Exercise inputs.
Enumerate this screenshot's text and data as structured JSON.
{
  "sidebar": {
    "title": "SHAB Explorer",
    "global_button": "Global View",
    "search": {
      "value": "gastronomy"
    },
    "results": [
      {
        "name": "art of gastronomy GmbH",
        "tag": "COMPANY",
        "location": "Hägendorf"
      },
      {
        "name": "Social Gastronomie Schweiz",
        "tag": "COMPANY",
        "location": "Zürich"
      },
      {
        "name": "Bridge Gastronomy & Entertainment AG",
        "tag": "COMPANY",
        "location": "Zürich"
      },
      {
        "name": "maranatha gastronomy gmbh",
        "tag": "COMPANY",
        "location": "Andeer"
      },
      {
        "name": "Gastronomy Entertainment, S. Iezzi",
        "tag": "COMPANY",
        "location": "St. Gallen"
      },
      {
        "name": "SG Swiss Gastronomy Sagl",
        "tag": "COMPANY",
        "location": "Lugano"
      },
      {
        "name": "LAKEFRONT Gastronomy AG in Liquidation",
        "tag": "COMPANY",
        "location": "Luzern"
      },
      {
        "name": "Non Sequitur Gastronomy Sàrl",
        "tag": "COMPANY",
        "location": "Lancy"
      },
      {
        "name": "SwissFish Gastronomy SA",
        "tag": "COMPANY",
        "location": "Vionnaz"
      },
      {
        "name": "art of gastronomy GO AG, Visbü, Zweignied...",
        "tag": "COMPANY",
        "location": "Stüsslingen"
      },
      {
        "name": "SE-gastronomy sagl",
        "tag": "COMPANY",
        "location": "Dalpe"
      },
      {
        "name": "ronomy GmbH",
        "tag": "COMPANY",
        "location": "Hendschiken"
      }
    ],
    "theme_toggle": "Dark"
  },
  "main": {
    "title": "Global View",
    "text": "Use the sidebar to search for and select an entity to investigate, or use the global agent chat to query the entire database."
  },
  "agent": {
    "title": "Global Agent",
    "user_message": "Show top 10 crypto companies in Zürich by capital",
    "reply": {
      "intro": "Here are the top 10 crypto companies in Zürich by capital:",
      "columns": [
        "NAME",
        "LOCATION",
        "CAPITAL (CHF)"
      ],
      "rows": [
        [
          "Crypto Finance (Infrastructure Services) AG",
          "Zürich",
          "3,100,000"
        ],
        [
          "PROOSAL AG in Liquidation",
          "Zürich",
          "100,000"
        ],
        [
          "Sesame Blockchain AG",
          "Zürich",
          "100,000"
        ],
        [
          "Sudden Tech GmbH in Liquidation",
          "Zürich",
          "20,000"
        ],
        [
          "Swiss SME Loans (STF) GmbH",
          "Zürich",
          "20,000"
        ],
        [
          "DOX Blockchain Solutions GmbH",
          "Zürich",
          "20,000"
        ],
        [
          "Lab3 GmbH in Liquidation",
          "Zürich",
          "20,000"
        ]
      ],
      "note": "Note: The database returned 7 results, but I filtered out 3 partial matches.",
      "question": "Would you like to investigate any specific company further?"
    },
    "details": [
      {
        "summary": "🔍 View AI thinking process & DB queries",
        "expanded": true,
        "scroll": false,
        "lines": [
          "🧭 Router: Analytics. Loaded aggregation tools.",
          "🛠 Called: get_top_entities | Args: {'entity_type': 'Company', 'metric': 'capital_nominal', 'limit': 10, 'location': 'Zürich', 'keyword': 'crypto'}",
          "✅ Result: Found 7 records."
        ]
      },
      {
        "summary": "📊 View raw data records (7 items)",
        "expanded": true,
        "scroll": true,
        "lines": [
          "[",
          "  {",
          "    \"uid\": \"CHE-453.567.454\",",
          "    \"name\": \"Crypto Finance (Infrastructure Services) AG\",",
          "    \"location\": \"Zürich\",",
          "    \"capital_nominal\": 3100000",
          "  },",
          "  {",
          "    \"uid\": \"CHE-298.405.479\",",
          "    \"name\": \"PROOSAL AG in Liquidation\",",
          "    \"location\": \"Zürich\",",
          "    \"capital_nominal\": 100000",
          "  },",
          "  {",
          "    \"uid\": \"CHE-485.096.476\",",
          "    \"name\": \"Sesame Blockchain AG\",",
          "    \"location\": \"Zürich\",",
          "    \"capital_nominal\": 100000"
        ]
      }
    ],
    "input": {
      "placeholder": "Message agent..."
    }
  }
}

Given exercise. Above are records; say how many of their lines contain the word "Sesame", giving only the number.

Answer. 2